= Problem statement =
Write out every entry exactly as it appears.

= Stored rows =

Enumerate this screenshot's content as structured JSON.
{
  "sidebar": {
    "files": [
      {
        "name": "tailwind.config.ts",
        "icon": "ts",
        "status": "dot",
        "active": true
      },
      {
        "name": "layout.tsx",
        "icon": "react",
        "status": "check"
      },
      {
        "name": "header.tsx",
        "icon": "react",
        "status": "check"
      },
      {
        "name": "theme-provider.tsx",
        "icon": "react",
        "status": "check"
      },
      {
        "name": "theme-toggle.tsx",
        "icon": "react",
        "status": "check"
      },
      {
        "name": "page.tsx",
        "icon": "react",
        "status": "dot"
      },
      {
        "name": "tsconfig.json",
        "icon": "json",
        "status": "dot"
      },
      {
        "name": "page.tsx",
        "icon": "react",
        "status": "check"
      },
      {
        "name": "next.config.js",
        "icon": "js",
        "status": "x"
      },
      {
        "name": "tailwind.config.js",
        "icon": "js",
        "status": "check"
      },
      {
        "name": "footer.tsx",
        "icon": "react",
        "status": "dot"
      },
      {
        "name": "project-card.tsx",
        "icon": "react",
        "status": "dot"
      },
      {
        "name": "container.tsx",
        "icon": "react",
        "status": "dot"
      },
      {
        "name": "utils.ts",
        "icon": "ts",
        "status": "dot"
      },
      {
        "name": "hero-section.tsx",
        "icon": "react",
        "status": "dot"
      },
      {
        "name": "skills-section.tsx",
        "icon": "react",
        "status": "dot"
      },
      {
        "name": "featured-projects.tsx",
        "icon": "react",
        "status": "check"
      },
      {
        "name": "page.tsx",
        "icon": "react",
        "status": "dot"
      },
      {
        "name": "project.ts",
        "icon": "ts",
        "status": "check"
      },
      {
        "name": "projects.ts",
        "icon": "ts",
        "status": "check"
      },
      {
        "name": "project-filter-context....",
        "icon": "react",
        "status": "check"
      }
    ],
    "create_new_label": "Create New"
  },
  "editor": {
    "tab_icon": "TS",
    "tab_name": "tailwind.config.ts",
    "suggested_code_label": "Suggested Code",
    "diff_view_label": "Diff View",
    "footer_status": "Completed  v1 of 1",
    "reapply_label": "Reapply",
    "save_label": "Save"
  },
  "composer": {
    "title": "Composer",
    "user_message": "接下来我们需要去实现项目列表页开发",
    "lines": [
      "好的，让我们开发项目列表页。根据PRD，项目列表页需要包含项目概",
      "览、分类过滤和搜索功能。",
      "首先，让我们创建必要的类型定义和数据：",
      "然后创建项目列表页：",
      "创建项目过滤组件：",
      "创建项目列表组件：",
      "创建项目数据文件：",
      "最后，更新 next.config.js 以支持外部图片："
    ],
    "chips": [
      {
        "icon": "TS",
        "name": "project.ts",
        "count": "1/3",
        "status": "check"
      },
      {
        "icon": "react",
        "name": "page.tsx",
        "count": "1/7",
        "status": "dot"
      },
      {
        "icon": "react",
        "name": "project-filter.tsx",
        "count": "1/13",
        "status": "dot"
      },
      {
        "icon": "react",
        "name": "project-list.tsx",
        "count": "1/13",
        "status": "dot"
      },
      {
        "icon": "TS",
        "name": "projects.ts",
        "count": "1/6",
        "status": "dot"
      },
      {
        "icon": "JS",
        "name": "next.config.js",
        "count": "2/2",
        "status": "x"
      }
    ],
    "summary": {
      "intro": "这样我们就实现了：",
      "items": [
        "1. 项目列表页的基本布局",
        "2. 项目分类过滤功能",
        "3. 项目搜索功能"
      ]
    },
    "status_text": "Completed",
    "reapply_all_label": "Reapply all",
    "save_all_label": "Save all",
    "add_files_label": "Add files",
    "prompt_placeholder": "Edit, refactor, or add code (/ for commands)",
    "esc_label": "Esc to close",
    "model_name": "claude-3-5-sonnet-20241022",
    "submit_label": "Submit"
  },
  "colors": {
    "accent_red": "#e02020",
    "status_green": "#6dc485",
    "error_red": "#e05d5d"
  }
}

= Complete answer =
Enumerate this screenshot's content as structured JSON.
{
  "sidebar": {
    "files": [
      {
        "name": "tailwind.config.ts",
        "icon": "ts",
        "status": "dot",
        "active": true
      },
      {
        "name": "layout.tsx",
        "icon": "react",
        "status": "check"
      },
      {
        "name": "header.tsx",
        "icon": "react",
        "status": "check"
      },
      {
        "name": "theme-provider.tsx",
        "icon": "react",
        "status": "check"
      },
      {
        "name": "theme-toggle.tsx",
        "icon": "react",
        "status": "check"
      },
      {
        "name": "page.tsx",
        "icon": "react",
        "status": "dot"
      },
      {
        "name": "tsconfig.json",
        "icon": "json",
        "status": "dot"
      },
      {
        "name": "page.tsx",
        "icon": "react",
        "status": "check"
      },
      {
        "name": "next.config.js",
        "icon": "js",
        "status": "x"
      },
      {
        "name": "tailwind.config.js",
        "icon": "js",
        "status": "check"
      },
      {
        "name": "footer.tsx",
        "icon": "react",
        "status": "dot"
      },
      {
        "name": "project-card.tsx",
        "icon": "react",
        "status": "dot"
      },
      {
        "name": "container.tsx",
        "icon": "react",
        "status": "dot"
      },
      {
        "name": "utils.ts",
        "icon": "ts",
        "status": "dot"
      },
      {
        "name": "hero-section.tsx",
        "icon": "react",
        "status": "dot"
      },
      {
        "name": "skills-section.tsx",
        "icon": "react",
        "status": "dot"
      },
      {
        "name": "featured-projects.tsx",
        "icon": "react",
        "status": "check"
      },
      {
        "name": "page.tsx",
        "icon": "react",
        "status": "dot"
      },
      {
        "name": "project.ts",
        "icon": "ts",
        "status": "check"
      },
      {
        "name": "projects.ts",
        "icon": "ts",
        "status": "check"
      },
      {
        "name": "project-filter-context....",
        "icon": "react",
        "status": "check"
      }
    ],
    "create_new_label": "Create New"
  },
  "editor": {
    "tab_icon": "TS",
    "tab_name": "tailwind.config.ts",
    "suggested_code_label": "Suggested Code",
    "diff_view_label": "Diff View",
    "footer_status": "Completed  v1 of 1",
    "reapply_label": "Reapply",
    "save_label": "Save"
  },
  "composer": {
    "title": "Composer",
    "user_message": "接下来我们需要去实现项目列表页开发",
    "lines": [
      "好的，让我们开发项目列表页。根据PRD，项目列表页需要包含项目概",
      "览、分类过滤和搜索功能。",
      "首先，让我们创建必要的类型定义和数据：",
      "然后创建项目列表页：",
      "创建项目过滤组件：",
      "创建项目列表组件：",
      "创建项目数据文件：",
      "最后，更新 next.config.js 以支持外部图片："
    ],
    "chips": [
      {
        "icon": "TS",
        "name": "project.ts",
        "count": "1/3",
        "status": "check"
      },
      {
        "icon": "react",
        "name": "page.tsx",
        "count": "1/7",
        "status": "dot"
      },
      {
        "icon": "react",
        "name": "project-filter.tsx",
        "count": "1/13",
        "status": "dot"
      },
      {
        "icon": "react",
        "name": "project-list.tsx",
        "count": "1/13",
        "status": "dot"
      },
      {
        "icon": "TS",
        "name": "projects.ts",
        "count": "1/6",
        "status": "dot"
      },
      {
        "icon": "JS",
        "name": "next.config.js",
        "count": "2/2",
        "status": "x"
      }
    ],
    "summary": {
      "intro": "这样我们就实现了：",
      "items": [
        "1. 项目列表页的基本布局",
        "2. 项目分类过滤功能",
        "3. 项目搜索功能"
      ]
    },
    "status_text": "Completed",
    "reapply_all_label": "Reapply all",
    "save_all_label": "Save all",
    "add_files_label": "Add files",
    "prompt_placeholder": "Edit, refactor, or add code (/ for commands)",
    "esc_label": "Esc to close",
    "model_name": "claude-3-5-sonnet-20241022",
    "submit_label": "Submit"
  },
  "colors": {
    "accent_red": "#e02020",
    "status_green": "#6dc485",
    "error_red": "#e05d5d"
  }
}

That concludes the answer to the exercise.